» **Goal**: Go through the lines below and copy each one that holds the string "icon".

» **Input data**:
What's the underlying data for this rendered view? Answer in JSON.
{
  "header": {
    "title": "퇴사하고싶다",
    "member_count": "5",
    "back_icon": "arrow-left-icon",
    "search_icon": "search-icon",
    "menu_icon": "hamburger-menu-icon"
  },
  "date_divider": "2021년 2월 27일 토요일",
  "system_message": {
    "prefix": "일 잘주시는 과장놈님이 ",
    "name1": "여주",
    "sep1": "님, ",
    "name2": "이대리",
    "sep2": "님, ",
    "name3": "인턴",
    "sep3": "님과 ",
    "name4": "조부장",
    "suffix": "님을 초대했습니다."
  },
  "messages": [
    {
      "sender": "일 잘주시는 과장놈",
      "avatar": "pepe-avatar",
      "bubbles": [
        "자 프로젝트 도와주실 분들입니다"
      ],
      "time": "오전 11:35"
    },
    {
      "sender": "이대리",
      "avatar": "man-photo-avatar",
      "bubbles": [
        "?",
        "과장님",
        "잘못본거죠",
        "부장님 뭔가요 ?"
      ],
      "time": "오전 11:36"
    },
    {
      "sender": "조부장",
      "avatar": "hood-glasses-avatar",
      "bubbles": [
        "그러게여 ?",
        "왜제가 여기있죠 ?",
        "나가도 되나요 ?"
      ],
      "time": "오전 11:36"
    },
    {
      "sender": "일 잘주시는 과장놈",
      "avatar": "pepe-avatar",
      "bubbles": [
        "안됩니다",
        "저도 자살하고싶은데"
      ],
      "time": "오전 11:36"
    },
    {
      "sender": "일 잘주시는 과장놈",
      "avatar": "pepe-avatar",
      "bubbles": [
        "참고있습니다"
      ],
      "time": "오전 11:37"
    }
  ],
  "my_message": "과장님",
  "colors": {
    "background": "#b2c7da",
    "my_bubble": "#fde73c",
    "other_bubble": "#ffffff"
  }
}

» **Problem solution**:
    "back_icon": "arrow-left-icon",
    "search_icon": "search-icon",
    "menu_icon": "hamburger-menu-icon"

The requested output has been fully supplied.